• **To be done**
All records should be reproduced verbatim.

• **Records about charts and figures**

————————

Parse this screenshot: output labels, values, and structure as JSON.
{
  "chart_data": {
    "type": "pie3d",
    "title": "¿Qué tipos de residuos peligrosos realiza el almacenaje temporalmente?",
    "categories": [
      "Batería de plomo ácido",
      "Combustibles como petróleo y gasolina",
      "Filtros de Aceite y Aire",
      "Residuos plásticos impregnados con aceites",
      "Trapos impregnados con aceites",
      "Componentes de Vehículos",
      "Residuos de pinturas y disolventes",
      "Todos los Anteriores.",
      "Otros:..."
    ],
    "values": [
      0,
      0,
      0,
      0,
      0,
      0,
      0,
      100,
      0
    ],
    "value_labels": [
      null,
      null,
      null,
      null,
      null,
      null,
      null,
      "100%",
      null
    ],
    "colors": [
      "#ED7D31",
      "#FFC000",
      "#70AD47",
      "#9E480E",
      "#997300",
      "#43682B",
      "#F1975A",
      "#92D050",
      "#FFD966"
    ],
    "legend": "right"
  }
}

————————

• **Full answer**
Parse this screenshot: output labels, values, and structure as JSON.
{
  "chart_data": {
    "type": "pie3d",
    "title": "¿Qué tipos de residuos peligrosos realiza el almacenaje temporalmente?",
    "categories": [
      "Batería de plomo ácido",
      "Combustibles como petróleo y gasolina",
      "Filtros de Aceite y Aire",
      "Residuos plásticos impregnados con aceites",
      "Trapos impregnados con aceites",
      "Componentes de Vehículos",
      "Residuos de pinturas y disolventes",
      "Todos los Anteriores.",
      "Otros:..."
    ],
    "values": [
      0,
      0,
      0,
      0,
      0,
      0,
      0,
      100,
      0
    ],
    "value_labels": [
      null,
      null,
      null,
      null,
      null,
      null,
      null,
      "100%",
      null
    ],
    "colors": [
      "#ED7D31",
      "#FFC000",
      "#70AD47",
      "#9E480E",
      "#997300",
      "#43682B",
      "#F1975A",
      "#92D050",
      "#FFD966"
    ],
    "legend": "right"
  }
}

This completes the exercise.